## Task brief
Nothing but the lines from the one containing "What does this" through the last line should be written out, please, exactly as they stand.

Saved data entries

::::::

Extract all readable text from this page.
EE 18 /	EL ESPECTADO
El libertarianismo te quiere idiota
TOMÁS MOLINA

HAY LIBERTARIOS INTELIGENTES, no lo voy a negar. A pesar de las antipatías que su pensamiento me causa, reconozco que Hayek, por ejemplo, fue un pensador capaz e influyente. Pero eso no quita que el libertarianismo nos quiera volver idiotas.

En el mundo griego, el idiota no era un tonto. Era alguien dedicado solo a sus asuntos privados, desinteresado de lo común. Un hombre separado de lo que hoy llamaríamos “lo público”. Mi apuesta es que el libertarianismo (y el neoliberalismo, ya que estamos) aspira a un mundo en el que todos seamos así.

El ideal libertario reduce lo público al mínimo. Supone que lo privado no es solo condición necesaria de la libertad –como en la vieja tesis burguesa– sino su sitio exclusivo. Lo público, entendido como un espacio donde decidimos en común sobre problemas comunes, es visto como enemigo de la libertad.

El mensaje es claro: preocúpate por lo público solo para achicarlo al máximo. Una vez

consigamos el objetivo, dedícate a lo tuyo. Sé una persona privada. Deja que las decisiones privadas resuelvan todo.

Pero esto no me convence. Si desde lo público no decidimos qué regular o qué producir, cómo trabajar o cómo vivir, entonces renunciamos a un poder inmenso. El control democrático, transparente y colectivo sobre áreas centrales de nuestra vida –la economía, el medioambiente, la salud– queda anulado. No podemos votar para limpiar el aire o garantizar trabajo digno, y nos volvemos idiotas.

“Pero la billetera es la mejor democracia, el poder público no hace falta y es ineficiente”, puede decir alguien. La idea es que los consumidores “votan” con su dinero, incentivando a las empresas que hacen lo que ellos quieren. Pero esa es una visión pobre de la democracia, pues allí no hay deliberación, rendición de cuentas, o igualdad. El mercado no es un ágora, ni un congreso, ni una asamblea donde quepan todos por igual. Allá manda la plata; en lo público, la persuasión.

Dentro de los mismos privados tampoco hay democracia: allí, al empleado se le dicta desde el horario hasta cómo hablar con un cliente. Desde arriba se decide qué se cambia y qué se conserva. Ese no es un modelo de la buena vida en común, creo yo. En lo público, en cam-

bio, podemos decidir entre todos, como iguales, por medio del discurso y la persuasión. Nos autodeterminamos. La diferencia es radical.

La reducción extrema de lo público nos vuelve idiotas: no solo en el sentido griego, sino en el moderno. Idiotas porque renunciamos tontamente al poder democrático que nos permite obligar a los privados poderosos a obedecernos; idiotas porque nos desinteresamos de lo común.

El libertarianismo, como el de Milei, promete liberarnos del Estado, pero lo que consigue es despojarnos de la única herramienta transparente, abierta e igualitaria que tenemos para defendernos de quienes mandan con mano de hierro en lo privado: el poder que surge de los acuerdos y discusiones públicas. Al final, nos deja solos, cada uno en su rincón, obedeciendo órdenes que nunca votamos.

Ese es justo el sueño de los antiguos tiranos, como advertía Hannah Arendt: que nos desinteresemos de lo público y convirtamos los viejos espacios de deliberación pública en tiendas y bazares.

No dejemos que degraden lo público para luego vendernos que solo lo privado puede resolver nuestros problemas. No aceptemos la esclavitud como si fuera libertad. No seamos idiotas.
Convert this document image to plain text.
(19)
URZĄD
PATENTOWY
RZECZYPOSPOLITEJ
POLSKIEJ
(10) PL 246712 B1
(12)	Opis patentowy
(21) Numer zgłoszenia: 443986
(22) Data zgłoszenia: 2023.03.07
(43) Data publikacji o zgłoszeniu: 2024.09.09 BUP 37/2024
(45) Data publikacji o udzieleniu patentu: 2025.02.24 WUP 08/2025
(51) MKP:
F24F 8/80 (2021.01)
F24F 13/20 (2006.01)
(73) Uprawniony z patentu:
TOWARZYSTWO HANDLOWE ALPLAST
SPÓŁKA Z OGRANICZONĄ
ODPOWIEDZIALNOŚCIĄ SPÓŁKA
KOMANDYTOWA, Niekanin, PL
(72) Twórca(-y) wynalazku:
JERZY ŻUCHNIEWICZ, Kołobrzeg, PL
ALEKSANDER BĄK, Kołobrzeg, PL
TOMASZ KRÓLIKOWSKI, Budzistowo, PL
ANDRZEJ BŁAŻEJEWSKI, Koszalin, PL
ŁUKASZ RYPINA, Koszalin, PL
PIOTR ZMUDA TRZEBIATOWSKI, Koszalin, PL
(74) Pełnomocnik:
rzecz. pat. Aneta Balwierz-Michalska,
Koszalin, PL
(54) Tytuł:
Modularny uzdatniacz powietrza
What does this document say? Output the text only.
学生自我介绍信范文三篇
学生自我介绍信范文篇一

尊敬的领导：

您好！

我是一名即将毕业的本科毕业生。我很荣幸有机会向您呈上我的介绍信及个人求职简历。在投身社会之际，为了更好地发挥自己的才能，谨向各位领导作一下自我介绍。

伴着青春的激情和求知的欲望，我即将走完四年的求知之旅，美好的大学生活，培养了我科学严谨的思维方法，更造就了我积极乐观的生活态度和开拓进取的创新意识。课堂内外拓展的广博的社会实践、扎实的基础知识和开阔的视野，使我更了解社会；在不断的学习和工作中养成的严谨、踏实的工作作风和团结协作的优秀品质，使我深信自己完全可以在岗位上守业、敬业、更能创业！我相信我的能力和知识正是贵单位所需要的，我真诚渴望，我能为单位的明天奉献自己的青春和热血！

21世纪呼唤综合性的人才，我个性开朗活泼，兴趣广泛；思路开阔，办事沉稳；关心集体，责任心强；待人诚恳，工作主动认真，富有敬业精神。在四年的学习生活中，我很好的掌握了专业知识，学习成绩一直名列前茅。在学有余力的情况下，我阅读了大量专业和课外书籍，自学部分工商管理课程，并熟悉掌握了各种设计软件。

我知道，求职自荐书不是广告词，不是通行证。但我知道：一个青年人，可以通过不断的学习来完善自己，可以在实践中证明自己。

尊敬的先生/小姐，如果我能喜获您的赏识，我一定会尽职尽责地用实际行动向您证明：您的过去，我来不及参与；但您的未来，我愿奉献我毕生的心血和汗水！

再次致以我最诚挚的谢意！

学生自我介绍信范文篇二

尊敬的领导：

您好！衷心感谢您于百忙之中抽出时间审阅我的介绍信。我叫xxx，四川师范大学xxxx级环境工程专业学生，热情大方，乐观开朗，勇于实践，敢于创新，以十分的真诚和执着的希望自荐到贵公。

::::::

## Right answer
What does this document say? Output the text only.
学生自我介绍信范文三篇
学生自我介绍信范文篇一

尊敬的领导：

您好！

我是一名即将毕业的本科毕业生。我很荣幸有机会向您呈上我的介绍信及个人求职简历。在投身社会之际，为了更好地发挥自己的才能，谨向各位领导作一下自我介绍。

伴着青春的激情和求知的欲望，我即将走完四年的求知之旅，美好的大学生活，培养了我科学严谨的思维方法，更造就了我积极乐观的生活态度和开拓进取的创新意识。课堂内外拓展的广博的社会实践、扎实的基础知识和开阔的视野，使我更了解社会；在不断的学习和工作中养成的严谨、踏实的工作作风和团结协作的优秀品质，使我深信自己完全可以在岗位上守业、敬业、更能创业！我相信我的能力和知识正是贵单位所需要的，我真诚渴望，我能为单位的明天奉献自己的青春和热血！

21世纪呼唤综合性的人才，我个性开朗活泼，兴趣广泛；思路开阔，办事沉稳；关心集体，责任心强；待人诚恳，工作主动认真，富有敬业精神。在四年的学习生活中，我很好的掌握了专业知识，学习成绩一直名列前茅。在学有余力的情况下，我阅读了大量专业和课外书籍，自学部分工商管理课程，并熟悉掌握了各种设计软件。

我知道，求职自荐书不是广告词，不是通行证。但我知道：一个青年人，可以通过不断的学习来完善自己，可以在实践中证明自己。

尊敬的先生/小姐，如果我能喜获您的赏识，我一定会尽职尽责地用实际行动向您证明：您的过去，我来不及参与；但您的未来，我愿奉献我毕生的心血和汗水！

再次致以我最诚挚的谢意！

学生自我介绍信范文篇二

尊敬的领导：

您好！衷心感谢您于百忙之中抽出时间审阅我的介绍信。我叫xxx，四川师范大学xxxx级环境工程专业学生，热情大方，乐观开朗，勇于实践，敢于创新，以十分的真诚和执着的希望自荐到贵公。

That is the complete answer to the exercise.